# [STATED GOAL]
Print all entries precisely as they are written.
**********
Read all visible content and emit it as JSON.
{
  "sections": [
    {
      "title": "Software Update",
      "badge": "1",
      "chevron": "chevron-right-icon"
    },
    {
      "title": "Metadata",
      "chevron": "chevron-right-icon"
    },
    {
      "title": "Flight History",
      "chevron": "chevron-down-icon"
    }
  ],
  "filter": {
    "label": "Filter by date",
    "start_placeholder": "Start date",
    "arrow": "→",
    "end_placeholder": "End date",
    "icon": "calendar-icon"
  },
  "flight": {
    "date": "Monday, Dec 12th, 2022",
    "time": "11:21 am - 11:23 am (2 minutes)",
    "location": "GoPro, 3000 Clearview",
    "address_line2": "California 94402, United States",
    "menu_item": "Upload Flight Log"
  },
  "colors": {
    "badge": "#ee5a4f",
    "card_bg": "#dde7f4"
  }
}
**********
# [THE REPLY]
Read all visible content and emit it as JSON.
{
  "sections": [
    {
      "title": "Software Update",
      "badge": "1",
      "chevron": "chevron-right-icon"
    },
    {
      "title": "Metadata",
      "chevron": "chevron-right-icon"
    },
    {
      "title": "Flight History",
      "chevron": "chevron-down-icon"
    }
  ],
  "filter": {
    "label": "Filter by date",
    "start_placeholder": "Start date",
    "arrow": "→",
    "end_placeholder": "End date",
    "icon": "calendar-icon"
  },
  "flight": {
    "date": "Monday, Dec 12th, 2022",
    "time": "11:21 am - 11:23 am (2 minutes)",
    "location": "GoPro, 3000 Clearview",
    "address_line2": "California 94402, United States",
    "menu_item": "Upload Flight Log"
  },
  "colors": {
    "badge": "#ee5a4f",
    "card_bg": "#dde7f4"
  }
}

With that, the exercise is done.